• **Set task**
Write out the data again in full, exactly as it reads.

• **Extracted records**
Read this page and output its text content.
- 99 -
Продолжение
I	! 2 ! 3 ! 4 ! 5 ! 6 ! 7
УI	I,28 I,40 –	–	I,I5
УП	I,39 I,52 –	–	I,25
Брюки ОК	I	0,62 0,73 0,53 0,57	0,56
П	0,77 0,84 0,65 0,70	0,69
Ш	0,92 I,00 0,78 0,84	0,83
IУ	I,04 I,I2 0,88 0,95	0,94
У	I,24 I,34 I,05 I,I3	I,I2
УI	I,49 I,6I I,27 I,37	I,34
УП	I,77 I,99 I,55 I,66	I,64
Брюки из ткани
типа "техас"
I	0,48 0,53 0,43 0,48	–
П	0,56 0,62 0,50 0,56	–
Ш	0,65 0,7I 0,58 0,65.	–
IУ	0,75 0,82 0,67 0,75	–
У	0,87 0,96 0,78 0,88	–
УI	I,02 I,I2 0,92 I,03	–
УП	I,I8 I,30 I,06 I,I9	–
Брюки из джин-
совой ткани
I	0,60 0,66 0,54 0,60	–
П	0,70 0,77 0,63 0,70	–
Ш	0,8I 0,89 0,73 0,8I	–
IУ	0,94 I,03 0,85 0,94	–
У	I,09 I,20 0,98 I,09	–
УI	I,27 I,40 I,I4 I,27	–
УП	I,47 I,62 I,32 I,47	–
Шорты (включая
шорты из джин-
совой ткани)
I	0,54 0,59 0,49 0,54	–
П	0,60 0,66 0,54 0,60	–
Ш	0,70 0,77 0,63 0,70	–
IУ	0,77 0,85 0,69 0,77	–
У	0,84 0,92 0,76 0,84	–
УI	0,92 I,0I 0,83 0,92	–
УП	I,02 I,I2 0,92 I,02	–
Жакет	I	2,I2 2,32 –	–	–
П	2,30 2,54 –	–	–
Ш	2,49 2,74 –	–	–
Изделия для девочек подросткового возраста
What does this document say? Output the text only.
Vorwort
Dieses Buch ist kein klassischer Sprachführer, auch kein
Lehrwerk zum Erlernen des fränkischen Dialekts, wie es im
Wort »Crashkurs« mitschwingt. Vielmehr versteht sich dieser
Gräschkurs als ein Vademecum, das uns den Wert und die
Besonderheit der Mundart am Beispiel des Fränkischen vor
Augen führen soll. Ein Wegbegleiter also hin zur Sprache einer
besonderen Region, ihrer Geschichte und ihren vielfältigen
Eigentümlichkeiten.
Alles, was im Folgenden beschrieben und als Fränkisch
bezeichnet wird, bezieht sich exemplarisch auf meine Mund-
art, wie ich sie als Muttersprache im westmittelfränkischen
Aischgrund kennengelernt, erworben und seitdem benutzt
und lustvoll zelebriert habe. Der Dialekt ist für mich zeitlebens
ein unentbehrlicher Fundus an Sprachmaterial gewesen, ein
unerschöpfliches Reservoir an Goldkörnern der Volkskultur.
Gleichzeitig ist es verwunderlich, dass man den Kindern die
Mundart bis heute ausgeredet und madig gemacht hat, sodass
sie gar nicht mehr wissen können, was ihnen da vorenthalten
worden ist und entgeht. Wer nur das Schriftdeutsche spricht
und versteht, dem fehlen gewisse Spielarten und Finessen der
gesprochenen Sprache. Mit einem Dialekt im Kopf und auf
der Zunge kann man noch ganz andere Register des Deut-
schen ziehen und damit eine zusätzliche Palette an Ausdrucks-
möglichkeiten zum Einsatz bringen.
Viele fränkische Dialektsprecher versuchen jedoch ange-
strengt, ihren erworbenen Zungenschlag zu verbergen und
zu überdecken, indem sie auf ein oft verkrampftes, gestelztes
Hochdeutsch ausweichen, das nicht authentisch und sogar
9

• **The solution**
Read this page and output its text content.
- 99 -
Продолжение
I	! 2 ! 3 ! 4 ! 5 ! 6 ! 7
УI	I,28 I,40 –	–	I,I5
УП	I,39 I,52 –	–	I,25
Брюки ОК	I	0,62 0,73 0,53 0,57	0,56
П	0,77 0,84 0,65 0,70	0,69
Ш	0,92 I,00 0,78 0,84	0,83
IУ	I,04 I,I2 0,88 0,95	0,94
У	I,24 I,34 I,05 I,I3	I,I2
УI	I,49 I,6I I,27 I,37	I,34
УП	I,77 I,99 I,55 I,66	I,64
Брюки из ткани
типа "техас"
I	0,48 0,53 0,43 0,48	–
П	0,56 0,62 0,50 0,56	–
Ш	0,65 0,7I 0,58 0,65.	–
IУ	0,75 0,82 0,67 0,75	–
У	0,87 0,96 0,78 0,88	–
УI	I,02 I,I2 0,92 I,03	–
УП	I,I8 I,30 I,06 I,I9	–
Брюки из джин-
совой ткани
I	0,60 0,66 0,54 0,60	–
П	0,70 0,77 0,63 0,70	–
Ш	0,8I 0,89 0,73 0,8I	–
IУ	0,94 I,03 0,85 0,94	–
У	I,09 I,20 0,98 I,09	–
УI	I,27 I,40 I,I4 I,27	–
УП	I,47 I,62 I,32 I,47	–
Шорты (включая
шорты из джин-
совой ткани)
I	0,54 0,59 0,49 0,54	–
П	0,60 0,66 0,54 0,60	–
Ш	0,70 0,77 0,63 0,70	–
IУ	0,77 0,85 0,69 0,77	–
У	0,84 0,92 0,76 0,84	–
УI	0,92 I,0I 0,83 0,92	–
УП	I,02 I,I2 0,92 I,02	–
Жакет	I	2,I2 2,32 –	–	–
П	2,30 2,54 –	–	–
Ш	2,49 2,74 –	–	–
Изделия для девочек подросткового возраста
What does this document say? Output the text only.
Vorwort
Dieses Buch ist kein klassischer Sprachführer, auch kein
Lehrwerk zum Erlernen des fränkischen Dialekts, wie es im
Wort »Crashkurs« mitschwingt. Vielmehr versteht sich dieser
Gräschkurs als ein Vademecum, das uns den Wert und die
Besonderheit der Mundart am Beispiel des Fränkischen vor
Augen führen soll. Ein Wegbegleiter also hin zur Sprache einer
besonderen Region, ihrer Geschichte und ihren vielfältigen
Eigentümlichkeiten.
Alles, was im Folgenden beschrieben und als Fränkisch
bezeichnet wird, bezieht sich exemplarisch auf meine Mund-
art, wie ich sie als Muttersprache im westmittelfränkischen
Aischgrund kennengelernt, erworben und seitdem benutzt
und lustvoll zelebriert habe. Der Dialekt ist für mich zeitlebens
ein unentbehrlicher Fundus an Sprachmaterial gewesen, ein
unerschöpfliches Reservoir an Goldkörnern der Volkskultur.
Gleichzeitig ist es verwunderlich, dass man den Kindern die
Mundart bis heute ausgeredet und madig gemacht hat, sodass
sie gar nicht mehr wissen können, was ihnen da vorenthalten
worden ist und entgeht. Wer nur das Schriftdeutsche spricht
und versteht, dem fehlen gewisse Spielarten und Finessen der
gesprochenen Sprache. Mit einem Dialekt im Kopf und auf
der Zunge kann man noch ganz andere Register des Deut-
schen ziehen und damit eine zusätzliche Palette an Ausdrucks-
möglichkeiten zum Einsatz bringen.
Viele fränkische Dialektsprecher versuchen jedoch ange-
strengt, ihren erworbenen Zungenschlag zu verbergen und
zu überdecken, indem sie auf ein oft verkrampftes, gestelztes
Hochdeutsch ausweichen, das nicht authentisch und sogar
9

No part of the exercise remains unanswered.